__Aim of the task__. Write out each line beneath this one exactly as it reads.

--- BEGIN Records to process ---

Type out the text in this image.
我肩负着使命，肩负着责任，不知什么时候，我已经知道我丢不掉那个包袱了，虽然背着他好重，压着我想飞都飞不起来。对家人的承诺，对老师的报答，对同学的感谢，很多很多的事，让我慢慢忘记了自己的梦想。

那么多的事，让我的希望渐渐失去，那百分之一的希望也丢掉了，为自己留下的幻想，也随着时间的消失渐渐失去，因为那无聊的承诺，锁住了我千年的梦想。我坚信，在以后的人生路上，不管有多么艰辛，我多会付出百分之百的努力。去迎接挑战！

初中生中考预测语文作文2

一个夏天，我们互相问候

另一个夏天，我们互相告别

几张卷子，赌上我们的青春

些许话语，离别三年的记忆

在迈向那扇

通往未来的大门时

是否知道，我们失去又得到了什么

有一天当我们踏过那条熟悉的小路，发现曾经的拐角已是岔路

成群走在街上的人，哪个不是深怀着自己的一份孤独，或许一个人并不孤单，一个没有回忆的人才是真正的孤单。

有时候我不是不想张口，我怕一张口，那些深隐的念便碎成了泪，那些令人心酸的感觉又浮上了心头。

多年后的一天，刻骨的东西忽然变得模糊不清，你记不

--- END Records to process ---

__Solution__.
Type out the text in this image.
我肩负着使命，肩负着责任，不知什么时候，我已经知道我丢不掉那个包袱了，虽然背着他好重，压着我想飞都飞不起来。对家人的承诺，对老师的报答，对同学的感谢，很多很多的事，让我慢慢忘记了自己的梦想。

那么多的事，让我的希望渐渐失去，那百分之一的希望也丢掉了，为自己留下的幻想，也随着时间的消失渐渐失去，因为那无聊的承诺，锁住了我千年的梦想。我坚信，在以后的人生路上，不管有多么艰辛，我多会付出百分之百的努力。去迎接挑战！

初中生中考预测语文作文2

一个夏天，我们互相问候

另一个夏天，我们互相告别

几张卷子，赌上我们的青春

些许话语，离别三年的记忆

在迈向那扇

通往未来的大门时

是否知道，我们失去又得到了什么

有一天当我们踏过那条熟悉的小路，发现曾经的拐角已是岔路

成群走在街上的人，哪个不是深怀着自己的一份孤独，或许一个人并不孤单，一个没有回忆的人才是真正的孤单。

有时候我不是不想张口，我怕一张口，那些深隐的念便碎成了泪，那些令人心酸的感觉又浮上了心头。

多年后的一天，刻骨的东西忽然变得模糊不清，你记不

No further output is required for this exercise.